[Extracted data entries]
>> start

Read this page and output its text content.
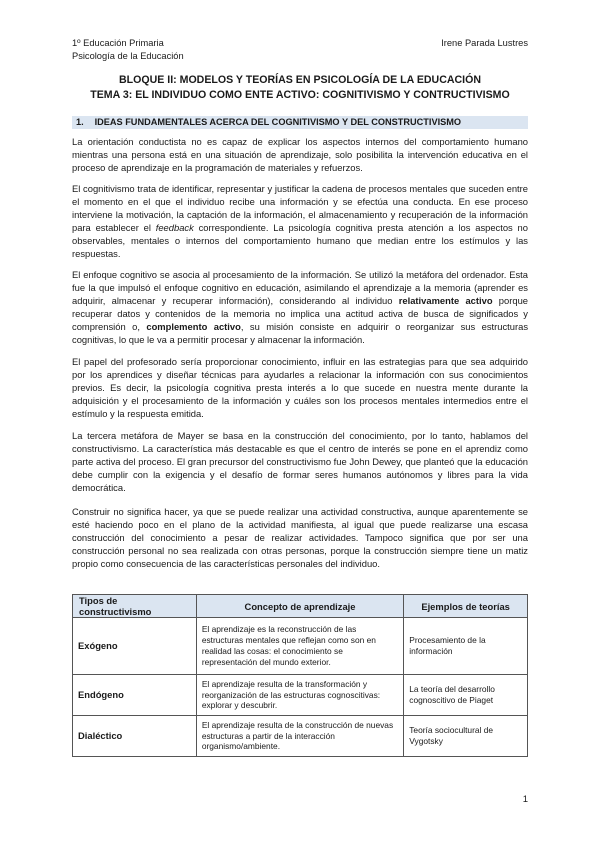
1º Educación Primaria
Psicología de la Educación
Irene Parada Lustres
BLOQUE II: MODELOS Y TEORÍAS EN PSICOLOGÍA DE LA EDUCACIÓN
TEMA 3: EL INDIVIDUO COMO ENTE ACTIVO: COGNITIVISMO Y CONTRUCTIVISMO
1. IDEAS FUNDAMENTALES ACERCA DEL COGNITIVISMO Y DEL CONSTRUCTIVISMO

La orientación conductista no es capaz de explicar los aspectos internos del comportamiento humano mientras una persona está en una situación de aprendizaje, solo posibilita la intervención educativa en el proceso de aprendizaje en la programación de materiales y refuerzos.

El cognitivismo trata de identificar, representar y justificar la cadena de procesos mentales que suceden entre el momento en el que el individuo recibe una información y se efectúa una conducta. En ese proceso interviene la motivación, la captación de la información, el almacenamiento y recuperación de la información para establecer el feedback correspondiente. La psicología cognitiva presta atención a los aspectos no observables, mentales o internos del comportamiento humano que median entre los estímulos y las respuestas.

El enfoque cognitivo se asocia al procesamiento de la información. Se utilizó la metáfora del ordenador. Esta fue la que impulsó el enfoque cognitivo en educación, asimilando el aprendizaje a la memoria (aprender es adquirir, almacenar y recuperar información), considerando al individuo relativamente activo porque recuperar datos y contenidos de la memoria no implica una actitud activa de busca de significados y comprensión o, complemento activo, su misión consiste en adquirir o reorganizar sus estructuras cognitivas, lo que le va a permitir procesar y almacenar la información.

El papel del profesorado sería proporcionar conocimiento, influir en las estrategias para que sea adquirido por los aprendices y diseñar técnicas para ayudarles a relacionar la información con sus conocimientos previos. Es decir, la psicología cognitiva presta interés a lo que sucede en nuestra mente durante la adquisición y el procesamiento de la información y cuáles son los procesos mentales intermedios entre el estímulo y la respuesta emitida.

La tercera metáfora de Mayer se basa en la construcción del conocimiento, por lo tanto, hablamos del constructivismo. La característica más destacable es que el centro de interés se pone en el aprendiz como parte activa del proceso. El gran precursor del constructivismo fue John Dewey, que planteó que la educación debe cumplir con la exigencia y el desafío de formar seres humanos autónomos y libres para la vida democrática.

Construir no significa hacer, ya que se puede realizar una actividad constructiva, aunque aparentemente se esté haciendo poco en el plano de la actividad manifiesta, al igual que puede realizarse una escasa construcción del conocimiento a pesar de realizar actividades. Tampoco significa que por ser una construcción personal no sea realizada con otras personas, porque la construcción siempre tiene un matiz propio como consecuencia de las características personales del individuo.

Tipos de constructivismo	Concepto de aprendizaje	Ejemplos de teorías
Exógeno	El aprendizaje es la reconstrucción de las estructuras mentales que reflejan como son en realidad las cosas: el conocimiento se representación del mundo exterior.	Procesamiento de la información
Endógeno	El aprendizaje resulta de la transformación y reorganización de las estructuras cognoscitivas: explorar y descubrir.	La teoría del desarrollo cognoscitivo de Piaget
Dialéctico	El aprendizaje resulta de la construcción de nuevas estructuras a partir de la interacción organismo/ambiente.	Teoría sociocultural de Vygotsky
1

>> end
>> start

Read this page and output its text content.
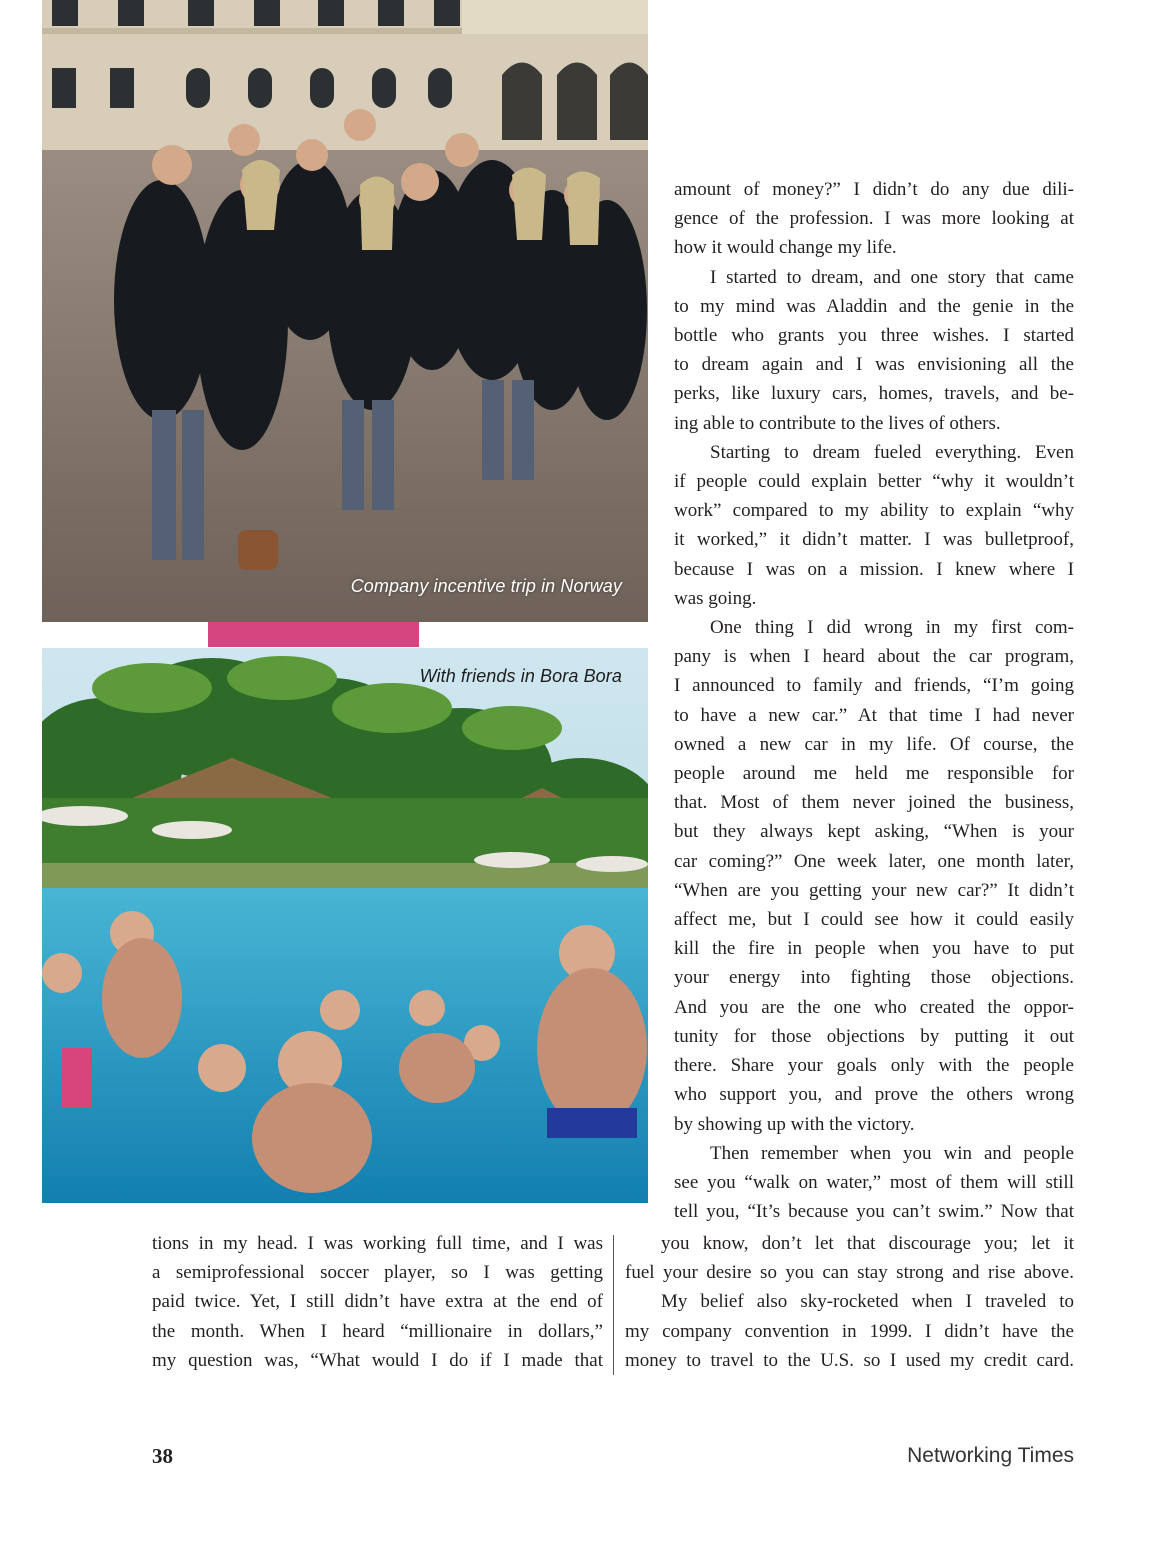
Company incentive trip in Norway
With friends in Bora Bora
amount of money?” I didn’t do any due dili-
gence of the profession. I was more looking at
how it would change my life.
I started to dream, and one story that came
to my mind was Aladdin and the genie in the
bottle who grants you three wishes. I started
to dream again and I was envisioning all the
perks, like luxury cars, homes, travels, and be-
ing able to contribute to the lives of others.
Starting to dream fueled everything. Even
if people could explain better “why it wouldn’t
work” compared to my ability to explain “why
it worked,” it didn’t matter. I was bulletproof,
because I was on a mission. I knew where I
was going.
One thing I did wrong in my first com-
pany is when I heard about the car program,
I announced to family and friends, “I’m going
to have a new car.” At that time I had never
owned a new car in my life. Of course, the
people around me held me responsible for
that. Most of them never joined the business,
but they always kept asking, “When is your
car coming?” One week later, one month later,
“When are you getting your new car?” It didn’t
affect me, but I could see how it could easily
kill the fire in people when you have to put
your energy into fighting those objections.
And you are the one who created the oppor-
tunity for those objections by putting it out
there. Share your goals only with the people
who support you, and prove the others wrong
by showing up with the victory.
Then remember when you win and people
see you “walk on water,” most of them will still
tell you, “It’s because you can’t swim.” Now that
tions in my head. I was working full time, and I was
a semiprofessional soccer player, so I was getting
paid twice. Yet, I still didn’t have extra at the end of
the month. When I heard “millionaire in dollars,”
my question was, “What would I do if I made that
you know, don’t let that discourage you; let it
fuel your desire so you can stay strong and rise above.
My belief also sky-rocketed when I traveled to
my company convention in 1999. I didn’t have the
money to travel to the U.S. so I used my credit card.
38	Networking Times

>> end

• [What is expected] Look through the data and show every line containing "have".

• [Solution to this exercise]
to have a new car.” At that time I had never
kill the fire in people when you have to put
paid twice. Yet, I still didn’t have extra at the end of
my company convention in 1999. I didn’t have the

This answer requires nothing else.